### Extracted records
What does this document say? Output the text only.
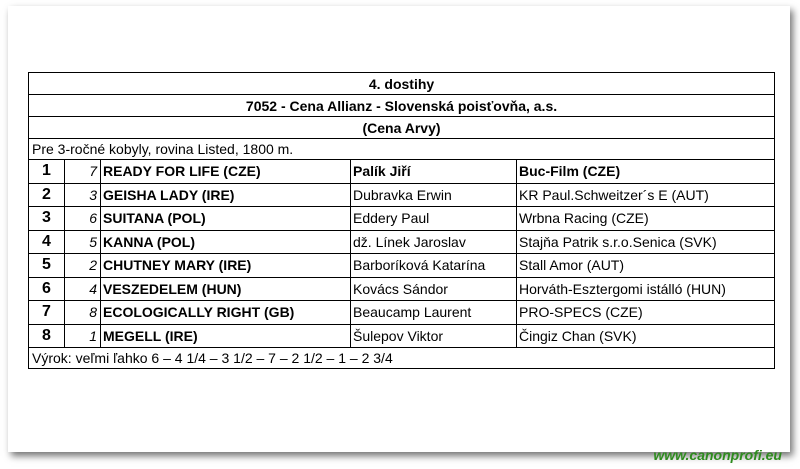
4. dostihy				
7052 - Cena Allianz - Slovenská poisťovňa, a.s.				
(Cena Arvy)				
Pre 3-ročné kobyly, rovina Listed, 1800 m.				
1	7	READY FOR LIFE (CZE)	Palík Jiří	Buc-Film (CZE)
2	3	GEISHA LADY (IRE)	Dubravka Erwin	KR Paul.Schweitzer´s E (AUT)
3	6	SUITANA (POL)	Eddery Paul	Wrbna Racing (CZE)
4	5	KANNA (POL)	dž. Línek Jaroslav	Stajňa Patrik s.r.o.Senica (SVK)
5	2	CHUTNEY MARY (IRE)	Barboríková Katarína	Stall Amor (AUT)
6	4	VESZEDELEM (HUN)	Kovács Sándor	Horváth-Esztergomi istálló (HUN)
7	8	ECOLOGICALLY RIGHT (GB)	Beaucamp Laurent	PRO-SPECS (CZE)
8	1	MEGELL (IRE)	Šulepov Viktor	Čingiz Chan (SVK)
Výrok: veľmi ľahko 6 – 4 1/4 – 3 1/2 – 7 – 2 1/2 – 1 – 2 3/4				
www.canonprofi.eu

### Required task
Copy the material above in full and exactly, skipping pictures.

### Result of the exercise
What does this document say? Output the text only.
4. dostihy				
7052 - Cena Allianz - Slovenská poisťovňa, a.s.				
(Cena Arvy)				
Pre 3-ročné kobyly, rovina Listed, 1800 m.				
1	7	READY FOR LIFE (CZE)	Palík Jiří	Buc-Film (CZE)
2	3	GEISHA LADY (IRE)	Dubravka Erwin	KR Paul.Schweitzer´s E (AUT)
3	6	SUITANA (POL)	Eddery Paul	Wrbna Racing (CZE)
4	5	KANNA (POL)	dž. Línek Jaroslav	Stajňa Patrik s.r.o.Senica (SVK)
5	2	CHUTNEY MARY (IRE)	Barboríková Katarína	Stall Amor (AUT)
6	4	VESZEDELEM (HUN)	Kovács Sándor	Horváth-Esztergomi istálló (HUN)
7	8	ECOLOGICALLY RIGHT (GB)	Beaucamp Laurent	PRO-SPECS (CZE)
8	1	MEGELL (IRE)	Šulepov Viktor	Čingiz Chan (SVK)
Výrok: veľmi ľahko 6 – 4 1/4 – 3 1/2 – 7 – 2 1/2 – 1 – 2 3/4				
www.canonprofi.eu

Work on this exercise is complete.